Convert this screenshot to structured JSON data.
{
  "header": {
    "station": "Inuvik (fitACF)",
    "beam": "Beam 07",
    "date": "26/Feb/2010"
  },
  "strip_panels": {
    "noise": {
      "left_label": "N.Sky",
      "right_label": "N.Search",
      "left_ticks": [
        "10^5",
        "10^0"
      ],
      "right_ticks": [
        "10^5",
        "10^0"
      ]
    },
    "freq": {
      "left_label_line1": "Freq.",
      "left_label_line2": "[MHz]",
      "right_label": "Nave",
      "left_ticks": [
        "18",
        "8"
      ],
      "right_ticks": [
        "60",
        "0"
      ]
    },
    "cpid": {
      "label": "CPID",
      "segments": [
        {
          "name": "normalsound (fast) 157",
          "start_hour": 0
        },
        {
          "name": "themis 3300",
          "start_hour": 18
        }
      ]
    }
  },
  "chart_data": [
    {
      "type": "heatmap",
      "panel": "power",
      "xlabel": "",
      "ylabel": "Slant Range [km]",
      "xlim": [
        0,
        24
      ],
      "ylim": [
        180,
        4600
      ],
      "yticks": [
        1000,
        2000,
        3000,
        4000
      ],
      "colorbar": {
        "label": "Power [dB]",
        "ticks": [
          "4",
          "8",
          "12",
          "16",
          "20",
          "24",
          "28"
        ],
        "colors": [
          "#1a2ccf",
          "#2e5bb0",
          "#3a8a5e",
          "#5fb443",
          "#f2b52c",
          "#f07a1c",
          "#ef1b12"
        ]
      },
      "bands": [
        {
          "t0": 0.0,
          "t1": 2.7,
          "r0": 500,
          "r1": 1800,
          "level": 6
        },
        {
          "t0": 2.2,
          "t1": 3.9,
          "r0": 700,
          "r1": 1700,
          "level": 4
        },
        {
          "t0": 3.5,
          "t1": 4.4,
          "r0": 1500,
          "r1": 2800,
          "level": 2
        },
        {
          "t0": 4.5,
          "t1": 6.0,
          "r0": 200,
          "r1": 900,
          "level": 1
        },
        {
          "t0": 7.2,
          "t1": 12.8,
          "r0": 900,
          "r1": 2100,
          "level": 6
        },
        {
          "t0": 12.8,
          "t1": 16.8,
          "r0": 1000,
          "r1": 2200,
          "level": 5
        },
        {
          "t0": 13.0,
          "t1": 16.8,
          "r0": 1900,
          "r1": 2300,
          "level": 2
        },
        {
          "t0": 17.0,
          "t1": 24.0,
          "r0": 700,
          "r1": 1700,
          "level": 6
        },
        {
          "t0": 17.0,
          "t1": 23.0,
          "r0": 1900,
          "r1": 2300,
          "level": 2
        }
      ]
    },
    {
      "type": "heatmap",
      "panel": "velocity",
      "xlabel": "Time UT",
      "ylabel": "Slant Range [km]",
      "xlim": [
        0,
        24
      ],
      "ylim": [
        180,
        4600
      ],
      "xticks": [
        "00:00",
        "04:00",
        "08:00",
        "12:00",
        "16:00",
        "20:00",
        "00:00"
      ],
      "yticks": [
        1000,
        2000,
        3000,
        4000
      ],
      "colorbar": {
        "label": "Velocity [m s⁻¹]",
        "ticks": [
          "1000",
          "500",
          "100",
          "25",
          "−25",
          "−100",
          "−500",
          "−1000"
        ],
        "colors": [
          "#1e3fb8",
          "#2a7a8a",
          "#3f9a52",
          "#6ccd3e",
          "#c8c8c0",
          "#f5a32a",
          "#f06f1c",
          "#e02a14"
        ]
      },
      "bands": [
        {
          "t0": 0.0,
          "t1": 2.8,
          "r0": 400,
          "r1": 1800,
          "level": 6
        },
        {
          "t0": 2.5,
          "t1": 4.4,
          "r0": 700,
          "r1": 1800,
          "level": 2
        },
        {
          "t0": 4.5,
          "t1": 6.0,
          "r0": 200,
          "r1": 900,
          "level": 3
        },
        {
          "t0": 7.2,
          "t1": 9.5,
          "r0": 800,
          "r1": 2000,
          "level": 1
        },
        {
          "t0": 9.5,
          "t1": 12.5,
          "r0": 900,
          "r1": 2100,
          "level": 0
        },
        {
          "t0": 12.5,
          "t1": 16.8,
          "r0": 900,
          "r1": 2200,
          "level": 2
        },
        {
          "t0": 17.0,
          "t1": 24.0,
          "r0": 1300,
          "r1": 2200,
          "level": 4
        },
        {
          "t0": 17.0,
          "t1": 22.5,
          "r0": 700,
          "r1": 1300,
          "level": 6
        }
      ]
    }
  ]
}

▶ [Task goal]
Every entry must be output again, exactly as written above.

▶ [Task output]
Convert this screenshot to structured JSON data.
{
  "header": {
    "station": "Inuvik (fitACF)",
    "beam": "Beam 07",
    "date": "26/Feb/2010"
  },
  "strip_panels": {
    "noise": {
      "left_label": "N.Sky",
      "right_label": "N.Search",
      "left_ticks": [
        "10^5",
        "10^0"
      ],
      "right_ticks": [
        "10^5",
        "10^0"
      ]
    },
    "freq": {
      "left_label_line1": "Freq.",
      "left_label_line2": "[MHz]",
      "right_label": "Nave",
      "left_ticks": [
        "18",
        "8"
      ],
      "right_ticks": [
        "60",
        "0"
      ]
    },
    "cpid": {
      "label": "CPID",
      "segments": [
        {
          "name": "normalsound (fast) 157",
          "start_hour": 0
        },
        {
          "name": "themis 3300",
          "start_hour": 18
        }
      ]
    }
  },
  "chart_data": [
    {
      "type": "heatmap",
      "panel": "power",
      "xlabel": "",
      "ylabel": "Slant Range [km]",
      "xlim": [
        0,
        24
      ],
      "ylim": [
        180,
        4600
      ],
      "yticks": [
        1000,
        2000,
        3000,
        4000
      ],
      "colorbar": {
        "label": "Power [dB]",
        "ticks": [
          "4",
          "8",
          "12",
          "16",
          "20",
          "24",
          "28"
        ],
        "colors": [
          "#1a2ccf",
          "#2e5bb0",
          "#3a8a5e",
          "#5fb443",
          "#f2b52c",
          "#f07a1c",
          "#ef1b12"
        ]
      },
      "bands": [
        {
          "t0": 0.0,
          "t1": 2.7,
          "r0": 500,
          "r1": 1800,
          "level": 6
        },
        {
          "t0": 2.2,
          "t1": 3.9,
          "r0": 700,
          "r1": 1700,
          "level": 4
        },
        {
          "t0": 3.5,
          "t1": 4.4,
          "r0": 1500,
          "r1": 2800,
          "level": 2
        },
        {
          "t0": 4.5,
          "t1": 6.0,
          "r0": 200,
          "r1": 900,
          "level": 1
        },
        {
          "t0": 7.2,
          "t1": 12.8,
          "r0": 900,
          "r1": 2100,
          "level": 6
        },
        {
          "t0": 12.8,
          "t1": 16.8,
          "r0": 1000,
          "r1": 2200,
          "level": 5
        },
        {
          "t0": 13.0,
          "t1": 16.8,
          "r0": 1900,
          "r1": 2300,
          "level": 2
        },
        {
          "t0": 17.0,
          "t1": 24.0,
          "r0": 700,
          "r1": 1700,
          "level": 6
        },
        {
          "t0": 17.0,
          "t1": 23.0,
          "r0": 1900,
          "r1": 2300,
          "level": 2
        }
      ]
    },
    {
      "type": "heatmap",
      "panel": "velocity",
      "xlabel": "Time UT",
      "ylabel": "Slant Range [km]",
      "xlim": [
        0,
        24
      ],
      "ylim": [
        180,
        4600
      ],
      "xticks": [
        "00:00",
        "04:00",
        "08:00",
        "12:00",
        "16:00",
        "20:00",
        "00:00"
      ],
      "yticks": [
        1000,
        2000,
        3000,
        4000
      ],
      "colorbar": {
        "label": "Velocity [m s⁻¹]",
        "ticks": [
          "1000",
          "500",
          "100",
          "25",
          "−25",
          "−100",
          "−500",
          "−1000"
        ],
        "colors": [
          "#1e3fb8",
          "#2a7a8a",
          "#3f9a52",
          "#6ccd3e",
          "#c8c8c0",
          "#f5a32a",
          "#f06f1c",
          "#e02a14"
        ]
      },
      "bands": [
        {
          "t0": 0.0,
          "t1": 2.8,
          "r0": 400,
          "r1": 1800,
          "level": 6
        },
        {
          "t0": 2.5,
          "t1": 4.4,
          "r0": 700,
          "r1": 1800,
          "level": 2
        },
        {
          "t0": 4.5,
          "t1": 6.0,
          "r0": 200,
          "r1": 900,
          "level": 3
        },
        {
          "t0": 7.2,
          "t1": 9.5,
          "r0": 800,
          "r1": 2000,
          "level": 1
        },
        {
          "t0": 9.5,
          "t1": 12.5,
          "r0": 900,
          "r1": 2100,
          "level": 0
        },
        {
          "t0": 12.5,
          "t1": 16.8,
          "r0": 900,
          "r1": 2200,
          "level": 2
        },
        {
          "t0": 17.0,
          "t1": 24.0,
          "r0": 1300,
          "r1": 2200,
          "level": 4
        },
        {
          "t0": 17.0,
          "t1": 22.5,
          "r0": 700,
          "r1": 1300,
          "level": 6
        }
      ]
    }
  ]
}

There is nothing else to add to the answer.